2007/03/16━━━━━━━━━━━━━━━━━━━━━━━━━━━
☆★☆ TEN's
magazine 第259号 ☆★☆
━━━━━━━━━━━━━━━━━━ http://www.office-ten.net
こんにちは!天川 彩です。
昨日は真ん中の娘の高校卒業式でした。来月には長女に続き次女も大学
生。息子は、まだ高校生活が2年間残っていますが、そろそろ私の子育て
時代も卒業が近いのかな?…なんて思う今日この頃です。
さて、最近つくづく「本当の恋愛は尊い」と思っています。
先日亡くなった、鈴木ヒロミツさんは、余命3ヶ月とお医者様に宣告され
てから亡くなる直前まで、奥様に向けて沢山のラブレターを書き、沢山
の話をされたそうです。そして、お子様を含めて時間の限りを家族と共
に過ごし、なんと戒名も、家族を永遠に愛する、という意味の名をご自
身で考えられたというので驚きでした。奥様は「最高のダンナ様だった
」と言われているそうですが、きっとヒロミツさんにしても最高の奥様
であったのでしょうね。命ある限り、必ず死は迎えるのですが、唯一無
二のパートナーと巡りあい、結婚生活を続けられたことは、本当に幸せ
なことだと思います。
先週末、仙台の主催者様が企画してくださり、恋愛集中講座の講師とし
て、朝から夕方まで、恋愛講義をしてきました。最初、聞いた時には、
丸々一日?と戸惑いましたが、それがよかったようで…参加された方も
企画してくださった方も、もちろん私もみんな真剣でした。
参加してくださった方々は、未婚者はもちろんのこと、既婚者、離婚経
験者、中にはご夫妻での参加者もあり…というバラエティに富んだ皆さ
んたち。本当に有意義な時間だったのですが、中でも特に印象的だった
ことは、もうすぐ50歳を迎えるというある既婚女性の言葉でした。
あまりに感動的だったので、mixi日記に同じ内容のことを既に書い
たのですが…
その女性は、今まで誰一人とも恋愛することもなく、二十歳でお見合い
し、一ヵ月後には結婚。三人のお子さんも、それぞれ既に社会人となり
独立し、結婚生活も三十年の月日が過ぎようとしている方でした。
その方が、講座終了間際に言ってくださった言葉に感動したのです。
「私は、今日のこの講座に参加するまで、今までずっと気がついていな
かったけれど、実は自分の理想の相手と私は結婚していたんですね。な
んて、幸せ者なのかしら。今日、生まれて初めて、恋のスイッチが入り
ました。今日から死ぬ日まで、ずっと夫に恋ができそうです」

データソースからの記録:
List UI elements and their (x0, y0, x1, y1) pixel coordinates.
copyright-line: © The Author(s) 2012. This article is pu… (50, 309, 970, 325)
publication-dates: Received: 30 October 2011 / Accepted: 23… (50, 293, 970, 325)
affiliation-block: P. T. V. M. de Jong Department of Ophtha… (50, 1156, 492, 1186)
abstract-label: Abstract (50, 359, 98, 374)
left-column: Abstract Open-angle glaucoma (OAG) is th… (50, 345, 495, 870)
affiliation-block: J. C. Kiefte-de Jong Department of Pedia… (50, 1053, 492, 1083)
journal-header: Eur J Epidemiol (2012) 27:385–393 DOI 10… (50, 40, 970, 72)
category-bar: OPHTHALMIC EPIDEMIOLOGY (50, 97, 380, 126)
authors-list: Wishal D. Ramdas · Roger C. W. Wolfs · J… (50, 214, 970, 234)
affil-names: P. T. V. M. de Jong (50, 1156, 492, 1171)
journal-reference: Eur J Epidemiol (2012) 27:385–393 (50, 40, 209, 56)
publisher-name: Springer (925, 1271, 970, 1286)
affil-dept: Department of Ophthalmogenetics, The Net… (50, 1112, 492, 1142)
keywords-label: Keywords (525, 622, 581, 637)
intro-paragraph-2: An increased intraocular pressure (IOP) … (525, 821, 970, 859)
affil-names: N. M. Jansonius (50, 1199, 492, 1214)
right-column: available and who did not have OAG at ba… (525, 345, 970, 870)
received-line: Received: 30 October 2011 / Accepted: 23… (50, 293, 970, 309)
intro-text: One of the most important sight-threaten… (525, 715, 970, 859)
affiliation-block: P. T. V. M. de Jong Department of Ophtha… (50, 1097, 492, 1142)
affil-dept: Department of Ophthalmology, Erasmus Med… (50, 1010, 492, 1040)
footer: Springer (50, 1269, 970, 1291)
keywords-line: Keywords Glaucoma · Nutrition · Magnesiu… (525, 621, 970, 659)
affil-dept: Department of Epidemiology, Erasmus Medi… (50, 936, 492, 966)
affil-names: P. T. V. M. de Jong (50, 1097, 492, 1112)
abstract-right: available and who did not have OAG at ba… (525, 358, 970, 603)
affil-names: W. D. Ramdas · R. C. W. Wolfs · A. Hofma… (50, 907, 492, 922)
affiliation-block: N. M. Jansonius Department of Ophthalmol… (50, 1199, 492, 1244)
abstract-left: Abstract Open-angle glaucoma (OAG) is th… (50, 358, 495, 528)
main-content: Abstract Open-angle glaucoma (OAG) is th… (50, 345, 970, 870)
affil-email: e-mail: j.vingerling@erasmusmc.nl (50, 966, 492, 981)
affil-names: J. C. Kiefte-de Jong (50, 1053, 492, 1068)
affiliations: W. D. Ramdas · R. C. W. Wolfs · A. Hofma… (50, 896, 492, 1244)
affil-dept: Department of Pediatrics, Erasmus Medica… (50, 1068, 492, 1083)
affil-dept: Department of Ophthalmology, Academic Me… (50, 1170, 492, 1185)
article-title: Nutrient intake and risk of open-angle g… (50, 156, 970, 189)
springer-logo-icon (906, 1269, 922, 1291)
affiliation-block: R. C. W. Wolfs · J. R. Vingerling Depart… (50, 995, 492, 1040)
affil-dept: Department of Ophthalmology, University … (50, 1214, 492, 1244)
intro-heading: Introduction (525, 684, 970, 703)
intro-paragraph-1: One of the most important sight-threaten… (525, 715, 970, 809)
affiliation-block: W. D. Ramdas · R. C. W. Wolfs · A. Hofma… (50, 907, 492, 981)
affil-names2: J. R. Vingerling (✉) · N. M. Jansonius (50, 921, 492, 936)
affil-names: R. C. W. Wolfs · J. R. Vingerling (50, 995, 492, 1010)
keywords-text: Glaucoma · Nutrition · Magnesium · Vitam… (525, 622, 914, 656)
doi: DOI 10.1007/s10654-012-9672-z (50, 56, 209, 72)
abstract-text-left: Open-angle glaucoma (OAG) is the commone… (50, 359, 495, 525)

=== 課題一覧 ===
[A] 本文抜粋の「さて、最近つくづく「本当の恋愛は尊い」と思っています。」という一文を英語に訳すとどうなりますか?
[B] 本文抜粋で、恋愛集中講座に参加した人としてどのような人たちが挙げられていますか?すべて答えてください。

=== 課題別の回答 ===
[A] Well, lately I have come to feel deeply that "true love is precious."

[B] 未婚者、既婚者、離婚経験者、ご夫妻での参加者